Problem statement: Go through the material and pull out every line with the string "week" in it.
===== Task data
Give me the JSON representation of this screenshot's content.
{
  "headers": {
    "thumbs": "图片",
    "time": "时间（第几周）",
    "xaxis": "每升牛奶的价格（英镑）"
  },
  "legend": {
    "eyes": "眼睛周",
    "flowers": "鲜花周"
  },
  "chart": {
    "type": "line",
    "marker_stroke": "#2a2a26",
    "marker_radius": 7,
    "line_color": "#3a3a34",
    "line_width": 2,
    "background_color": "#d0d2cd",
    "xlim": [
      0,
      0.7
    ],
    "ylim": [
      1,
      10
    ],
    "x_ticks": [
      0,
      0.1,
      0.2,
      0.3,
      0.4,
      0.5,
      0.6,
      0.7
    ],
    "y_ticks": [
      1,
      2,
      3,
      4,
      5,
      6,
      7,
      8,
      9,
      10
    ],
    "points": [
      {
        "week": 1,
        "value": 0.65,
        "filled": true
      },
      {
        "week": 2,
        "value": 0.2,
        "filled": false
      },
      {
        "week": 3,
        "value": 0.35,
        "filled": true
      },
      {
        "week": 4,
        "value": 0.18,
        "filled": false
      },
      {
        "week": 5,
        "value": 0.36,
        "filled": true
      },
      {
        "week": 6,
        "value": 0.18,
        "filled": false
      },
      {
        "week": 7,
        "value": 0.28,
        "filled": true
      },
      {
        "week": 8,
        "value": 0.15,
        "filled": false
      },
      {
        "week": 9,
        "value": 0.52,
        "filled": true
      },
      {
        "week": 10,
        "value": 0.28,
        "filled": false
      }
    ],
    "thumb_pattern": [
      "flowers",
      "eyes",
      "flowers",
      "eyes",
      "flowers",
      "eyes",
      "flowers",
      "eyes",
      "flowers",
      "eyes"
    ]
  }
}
==========
Finished answer:
        "week": 1,
        "week": 2,
        "week": 3,
        "week": 4,
        "week": 5,
        "week": 6,
        "week": 7,
        "week": 8,
        "week": 9,
        "week": 10,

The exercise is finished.